* [Data records]
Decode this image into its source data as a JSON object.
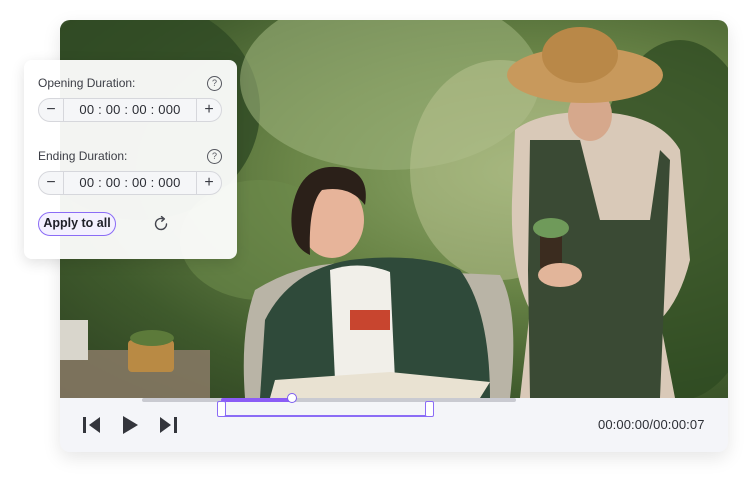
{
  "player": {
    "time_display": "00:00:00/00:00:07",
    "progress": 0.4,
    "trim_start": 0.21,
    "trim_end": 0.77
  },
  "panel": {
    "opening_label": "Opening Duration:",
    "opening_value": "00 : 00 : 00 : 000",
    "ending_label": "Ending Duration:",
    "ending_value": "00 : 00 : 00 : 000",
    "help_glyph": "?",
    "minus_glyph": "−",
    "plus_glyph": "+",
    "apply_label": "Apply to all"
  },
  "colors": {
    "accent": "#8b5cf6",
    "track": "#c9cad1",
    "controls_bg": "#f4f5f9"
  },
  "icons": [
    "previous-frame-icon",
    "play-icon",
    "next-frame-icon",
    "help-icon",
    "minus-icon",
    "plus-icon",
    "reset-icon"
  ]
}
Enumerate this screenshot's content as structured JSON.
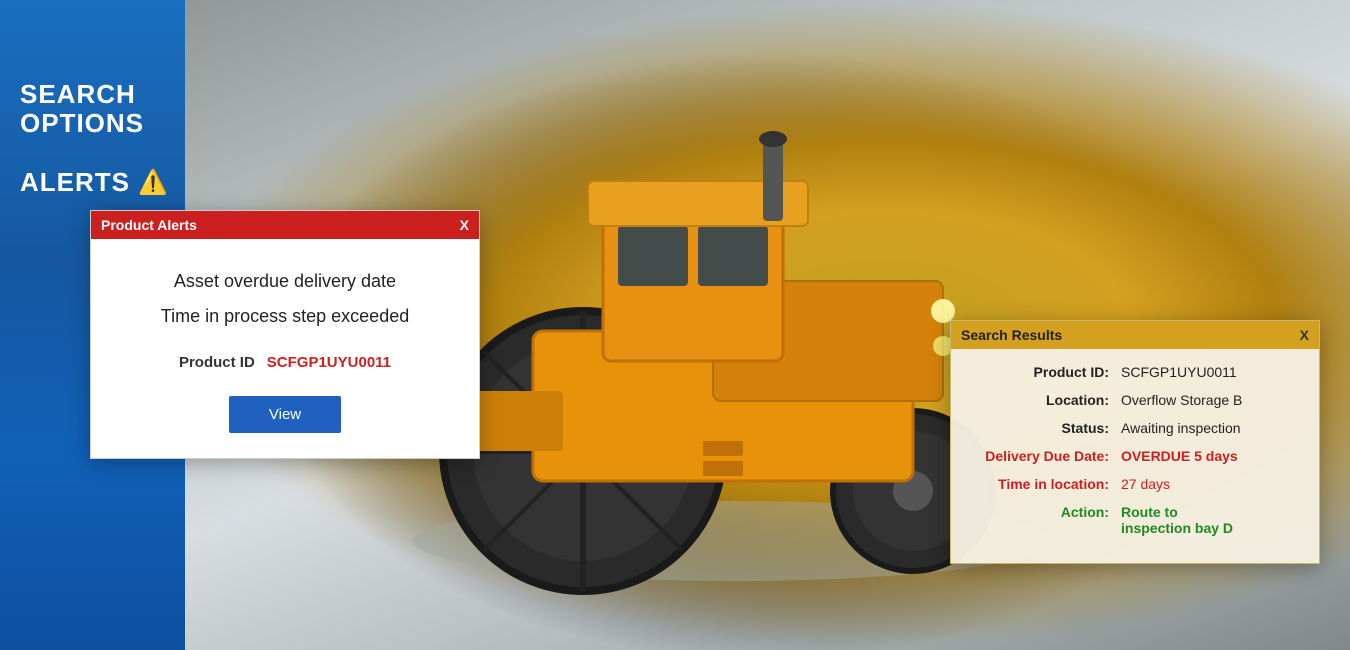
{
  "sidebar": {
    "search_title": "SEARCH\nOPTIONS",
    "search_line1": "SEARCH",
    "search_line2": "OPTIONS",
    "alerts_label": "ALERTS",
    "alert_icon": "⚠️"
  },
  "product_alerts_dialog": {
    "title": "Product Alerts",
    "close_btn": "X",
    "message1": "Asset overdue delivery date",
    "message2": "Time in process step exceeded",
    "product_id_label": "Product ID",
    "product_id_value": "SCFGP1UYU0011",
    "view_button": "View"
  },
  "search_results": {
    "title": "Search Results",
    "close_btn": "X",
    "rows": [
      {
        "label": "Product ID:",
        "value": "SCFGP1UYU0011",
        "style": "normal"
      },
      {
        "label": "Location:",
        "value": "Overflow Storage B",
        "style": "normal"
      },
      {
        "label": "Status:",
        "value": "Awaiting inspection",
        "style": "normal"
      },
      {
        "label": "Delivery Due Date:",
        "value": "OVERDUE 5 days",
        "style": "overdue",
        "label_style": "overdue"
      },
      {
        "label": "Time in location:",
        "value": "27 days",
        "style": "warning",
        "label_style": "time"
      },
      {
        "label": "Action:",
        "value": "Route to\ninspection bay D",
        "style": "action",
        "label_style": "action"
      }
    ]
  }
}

* [Exercise aim] Omit pictures; set down the rest of the material word for word.

* [Expected answer]
Decode this image into its source data as a JSON object.
{
  "player": {
    "time_display": "00:00:00/00:00:07",
    "progress": 0.4,
    "trim_start": 0.21,
    "trim_end": 0.77
  },
  "panel": {
    "opening_label": "Opening Duration:",
    "opening_value": "00 : 00 : 00 : 000",
    "ending_label": "Ending Duration:",
    "ending_value": "00 : 00 : 00 : 000",
    "help_glyph": "?",
    "minus_glyph": "−",
    "plus_glyph": "+",
    "apply_label": "Apply to all"
  },
  "colors": {
    "accent": "#8b5cf6",
    "track": "#c9cad1",
    "controls_bg": "#f4f5f9"
  },
  "icons": [
    "previous-frame-icon",
    "play-icon",
    "next-frame-icon",
    "help-icon",
    "minus-icon",
    "plus-icon",
    "reset-icon"
  ]
}
Enumerate this screenshot's content as structured JSON.
{
  "sidebar": {
    "search_title": "SEARCH\nOPTIONS",
    "search_line1": "SEARCH",
    "search_line2": "OPTIONS",
    "alerts_label": "ALERTS",
    "alert_icon": "⚠️"
  },
  "product_alerts_dialog": {
    "title": "Product Alerts",
    "close_btn": "X",
    "message1": "Asset overdue delivery date",
    "message2": "Time in process step exceeded",
    "product_id_label": "Product ID",
    "product_id_value": "SCFGP1UYU0011",
    "view_button": "View"
  },
  "search_results": {
    "title": "Search Results",
    "close_btn": "X",
    "rows": [
      {
        "label": "Product ID:",
        "value": "SCFGP1UYU0011",
        "style": "normal"
      },
      {
        "label": "Location:",
        "value": "Overflow Storage B",
        "style": "normal"
      },
      {
        "label": "Status:",
        "value": "Awaiting inspection",
        "style": "normal"
      },
      {
        "label": "Delivery Due Date:",
        "value": "OVERDUE 5 days",
        "style": "overdue",
        "label_style": "overdue"
      },
      {
        "label": "Time in location:",
        "value": "27 days",
        "style": "warning",
        "label_style": "time"
      },
      {
        "label": "Action:",
        "value": "Route to\ninspection bay D",
        "style": "action",
        "label_style": "action"
      }
    ]
  }
}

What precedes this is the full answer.